Do this
Below are some records. Say how many of their lines include the string "last", giving only the number.

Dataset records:
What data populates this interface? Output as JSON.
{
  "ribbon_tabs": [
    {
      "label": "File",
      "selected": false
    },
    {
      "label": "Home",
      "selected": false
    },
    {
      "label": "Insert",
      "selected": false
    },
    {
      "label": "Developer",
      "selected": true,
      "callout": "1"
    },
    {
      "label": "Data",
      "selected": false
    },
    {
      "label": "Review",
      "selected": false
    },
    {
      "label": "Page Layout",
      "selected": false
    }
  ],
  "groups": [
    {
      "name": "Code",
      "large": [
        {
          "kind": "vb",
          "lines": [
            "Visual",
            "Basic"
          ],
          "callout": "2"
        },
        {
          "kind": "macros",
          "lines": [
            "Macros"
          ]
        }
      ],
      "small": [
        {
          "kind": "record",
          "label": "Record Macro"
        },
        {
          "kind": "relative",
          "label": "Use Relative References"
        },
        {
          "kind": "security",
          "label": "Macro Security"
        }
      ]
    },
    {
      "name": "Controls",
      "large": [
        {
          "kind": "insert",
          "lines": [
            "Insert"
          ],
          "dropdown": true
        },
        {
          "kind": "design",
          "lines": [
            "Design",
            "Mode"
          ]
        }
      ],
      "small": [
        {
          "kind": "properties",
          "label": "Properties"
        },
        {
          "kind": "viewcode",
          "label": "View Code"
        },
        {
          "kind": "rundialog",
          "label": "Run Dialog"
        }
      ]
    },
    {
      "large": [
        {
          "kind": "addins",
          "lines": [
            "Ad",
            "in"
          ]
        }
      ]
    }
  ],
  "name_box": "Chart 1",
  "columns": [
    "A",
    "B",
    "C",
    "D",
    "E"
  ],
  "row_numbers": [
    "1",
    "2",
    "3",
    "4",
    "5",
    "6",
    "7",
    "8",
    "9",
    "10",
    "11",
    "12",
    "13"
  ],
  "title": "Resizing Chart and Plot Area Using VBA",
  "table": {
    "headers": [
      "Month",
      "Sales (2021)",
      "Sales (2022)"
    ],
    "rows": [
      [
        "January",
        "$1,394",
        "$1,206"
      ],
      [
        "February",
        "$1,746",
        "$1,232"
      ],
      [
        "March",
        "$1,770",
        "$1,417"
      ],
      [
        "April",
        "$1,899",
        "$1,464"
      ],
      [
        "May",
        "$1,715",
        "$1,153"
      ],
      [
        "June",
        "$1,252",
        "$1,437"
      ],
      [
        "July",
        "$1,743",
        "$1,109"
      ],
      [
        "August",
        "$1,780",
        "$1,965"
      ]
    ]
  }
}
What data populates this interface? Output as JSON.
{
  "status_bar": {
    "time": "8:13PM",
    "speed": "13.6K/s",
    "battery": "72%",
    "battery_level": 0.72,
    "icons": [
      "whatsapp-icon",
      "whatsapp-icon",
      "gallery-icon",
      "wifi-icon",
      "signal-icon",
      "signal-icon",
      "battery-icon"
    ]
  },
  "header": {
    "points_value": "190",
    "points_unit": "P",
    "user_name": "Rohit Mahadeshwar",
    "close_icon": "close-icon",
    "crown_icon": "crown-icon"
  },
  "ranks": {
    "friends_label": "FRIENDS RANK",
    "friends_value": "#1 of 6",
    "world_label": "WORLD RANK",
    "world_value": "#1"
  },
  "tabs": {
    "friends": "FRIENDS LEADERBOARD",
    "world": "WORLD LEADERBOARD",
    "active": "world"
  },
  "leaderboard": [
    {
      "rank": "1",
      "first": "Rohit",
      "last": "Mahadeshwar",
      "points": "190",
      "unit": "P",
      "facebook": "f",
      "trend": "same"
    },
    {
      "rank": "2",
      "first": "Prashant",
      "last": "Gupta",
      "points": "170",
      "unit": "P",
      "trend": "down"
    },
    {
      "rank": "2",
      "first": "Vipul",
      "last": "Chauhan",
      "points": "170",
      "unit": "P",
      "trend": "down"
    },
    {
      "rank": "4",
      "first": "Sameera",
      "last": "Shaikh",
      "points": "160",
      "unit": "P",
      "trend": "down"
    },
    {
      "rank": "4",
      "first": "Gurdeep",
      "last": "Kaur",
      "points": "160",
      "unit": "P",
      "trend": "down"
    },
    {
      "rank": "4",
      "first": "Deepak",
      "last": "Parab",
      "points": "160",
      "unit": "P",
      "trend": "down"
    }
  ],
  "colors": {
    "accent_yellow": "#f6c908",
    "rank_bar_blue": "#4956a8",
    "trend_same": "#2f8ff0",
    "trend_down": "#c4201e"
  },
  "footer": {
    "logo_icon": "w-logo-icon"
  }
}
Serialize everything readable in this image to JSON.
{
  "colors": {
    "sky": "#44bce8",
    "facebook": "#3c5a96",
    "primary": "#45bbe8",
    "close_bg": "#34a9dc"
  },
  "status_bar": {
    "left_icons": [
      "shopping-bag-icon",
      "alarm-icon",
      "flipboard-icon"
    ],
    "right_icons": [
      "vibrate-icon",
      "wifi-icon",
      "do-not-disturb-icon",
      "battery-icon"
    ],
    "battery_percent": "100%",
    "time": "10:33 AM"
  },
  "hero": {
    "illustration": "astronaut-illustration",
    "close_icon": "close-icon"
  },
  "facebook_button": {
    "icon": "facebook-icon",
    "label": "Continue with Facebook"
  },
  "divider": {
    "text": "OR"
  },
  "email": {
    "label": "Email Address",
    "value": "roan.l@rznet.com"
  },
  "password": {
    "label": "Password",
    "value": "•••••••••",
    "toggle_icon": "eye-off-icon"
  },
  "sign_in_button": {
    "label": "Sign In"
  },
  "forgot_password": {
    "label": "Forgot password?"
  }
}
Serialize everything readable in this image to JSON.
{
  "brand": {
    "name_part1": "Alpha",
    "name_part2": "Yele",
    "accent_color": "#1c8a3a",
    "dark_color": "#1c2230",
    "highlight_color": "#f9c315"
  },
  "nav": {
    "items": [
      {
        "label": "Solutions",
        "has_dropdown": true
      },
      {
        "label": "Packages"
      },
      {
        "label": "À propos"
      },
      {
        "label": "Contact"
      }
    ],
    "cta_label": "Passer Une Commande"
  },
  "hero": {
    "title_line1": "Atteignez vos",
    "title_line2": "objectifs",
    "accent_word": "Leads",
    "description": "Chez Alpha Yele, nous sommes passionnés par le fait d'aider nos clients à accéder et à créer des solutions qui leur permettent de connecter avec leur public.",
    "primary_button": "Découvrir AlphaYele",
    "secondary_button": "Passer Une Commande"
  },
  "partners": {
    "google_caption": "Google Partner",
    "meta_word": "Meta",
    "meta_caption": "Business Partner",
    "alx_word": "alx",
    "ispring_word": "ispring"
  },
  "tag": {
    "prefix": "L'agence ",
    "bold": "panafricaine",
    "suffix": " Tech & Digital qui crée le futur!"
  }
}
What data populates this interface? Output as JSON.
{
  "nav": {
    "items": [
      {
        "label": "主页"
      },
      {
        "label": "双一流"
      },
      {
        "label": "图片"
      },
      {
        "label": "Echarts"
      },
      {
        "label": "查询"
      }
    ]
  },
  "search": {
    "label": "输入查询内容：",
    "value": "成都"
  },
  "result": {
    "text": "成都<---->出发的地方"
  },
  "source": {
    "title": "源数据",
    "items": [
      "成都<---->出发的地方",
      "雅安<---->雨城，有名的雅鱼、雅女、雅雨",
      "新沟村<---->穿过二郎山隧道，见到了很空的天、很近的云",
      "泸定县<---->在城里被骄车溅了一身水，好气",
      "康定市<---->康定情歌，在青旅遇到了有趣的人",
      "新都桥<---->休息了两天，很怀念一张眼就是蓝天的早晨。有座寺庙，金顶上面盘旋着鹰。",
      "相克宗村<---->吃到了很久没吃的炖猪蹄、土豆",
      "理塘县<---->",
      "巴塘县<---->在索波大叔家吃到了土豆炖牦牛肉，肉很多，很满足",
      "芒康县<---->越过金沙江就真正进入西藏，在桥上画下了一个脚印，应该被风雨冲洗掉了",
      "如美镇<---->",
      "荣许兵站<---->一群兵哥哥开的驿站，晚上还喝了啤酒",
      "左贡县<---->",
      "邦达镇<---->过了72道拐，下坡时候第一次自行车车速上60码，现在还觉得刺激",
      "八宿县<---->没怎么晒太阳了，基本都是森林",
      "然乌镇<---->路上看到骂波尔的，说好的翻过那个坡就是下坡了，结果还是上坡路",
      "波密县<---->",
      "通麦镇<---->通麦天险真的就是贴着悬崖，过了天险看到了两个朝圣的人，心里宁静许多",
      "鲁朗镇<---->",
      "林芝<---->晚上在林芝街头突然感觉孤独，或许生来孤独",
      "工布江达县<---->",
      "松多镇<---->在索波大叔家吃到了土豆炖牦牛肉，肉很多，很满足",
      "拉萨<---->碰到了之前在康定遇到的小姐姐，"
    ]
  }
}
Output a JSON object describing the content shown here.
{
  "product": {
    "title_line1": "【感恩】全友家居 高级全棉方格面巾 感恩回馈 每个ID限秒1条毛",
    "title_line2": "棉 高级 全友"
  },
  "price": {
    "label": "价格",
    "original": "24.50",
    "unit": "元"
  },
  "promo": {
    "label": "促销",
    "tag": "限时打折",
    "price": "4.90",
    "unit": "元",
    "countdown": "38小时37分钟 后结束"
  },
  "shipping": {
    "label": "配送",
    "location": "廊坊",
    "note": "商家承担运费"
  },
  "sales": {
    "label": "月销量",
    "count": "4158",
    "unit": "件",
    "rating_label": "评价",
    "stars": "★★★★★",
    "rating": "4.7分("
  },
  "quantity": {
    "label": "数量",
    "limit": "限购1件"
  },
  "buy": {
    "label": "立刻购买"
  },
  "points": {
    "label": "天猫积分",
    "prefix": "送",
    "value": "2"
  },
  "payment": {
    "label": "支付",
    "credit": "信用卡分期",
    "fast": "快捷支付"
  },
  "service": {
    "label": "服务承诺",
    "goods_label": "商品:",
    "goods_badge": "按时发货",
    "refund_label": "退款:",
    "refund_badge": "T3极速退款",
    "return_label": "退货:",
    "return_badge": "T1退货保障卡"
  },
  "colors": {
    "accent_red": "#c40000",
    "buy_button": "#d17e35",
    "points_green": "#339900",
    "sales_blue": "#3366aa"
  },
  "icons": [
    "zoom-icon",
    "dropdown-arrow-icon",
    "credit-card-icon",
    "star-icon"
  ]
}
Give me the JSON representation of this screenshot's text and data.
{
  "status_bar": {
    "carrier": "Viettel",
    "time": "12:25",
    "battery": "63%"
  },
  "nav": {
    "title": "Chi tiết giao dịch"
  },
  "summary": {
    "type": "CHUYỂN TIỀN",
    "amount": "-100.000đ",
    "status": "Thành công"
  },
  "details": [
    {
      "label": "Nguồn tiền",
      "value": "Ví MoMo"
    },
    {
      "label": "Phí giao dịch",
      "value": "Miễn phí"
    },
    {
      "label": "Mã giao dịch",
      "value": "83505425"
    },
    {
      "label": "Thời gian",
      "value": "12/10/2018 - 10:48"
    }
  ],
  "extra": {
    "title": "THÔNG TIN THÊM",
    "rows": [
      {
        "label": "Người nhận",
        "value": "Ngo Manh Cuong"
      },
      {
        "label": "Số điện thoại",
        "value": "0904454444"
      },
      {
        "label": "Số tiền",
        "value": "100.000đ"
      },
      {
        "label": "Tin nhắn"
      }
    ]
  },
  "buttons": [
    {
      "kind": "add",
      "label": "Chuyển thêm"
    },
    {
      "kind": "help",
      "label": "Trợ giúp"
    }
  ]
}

Response to the task
6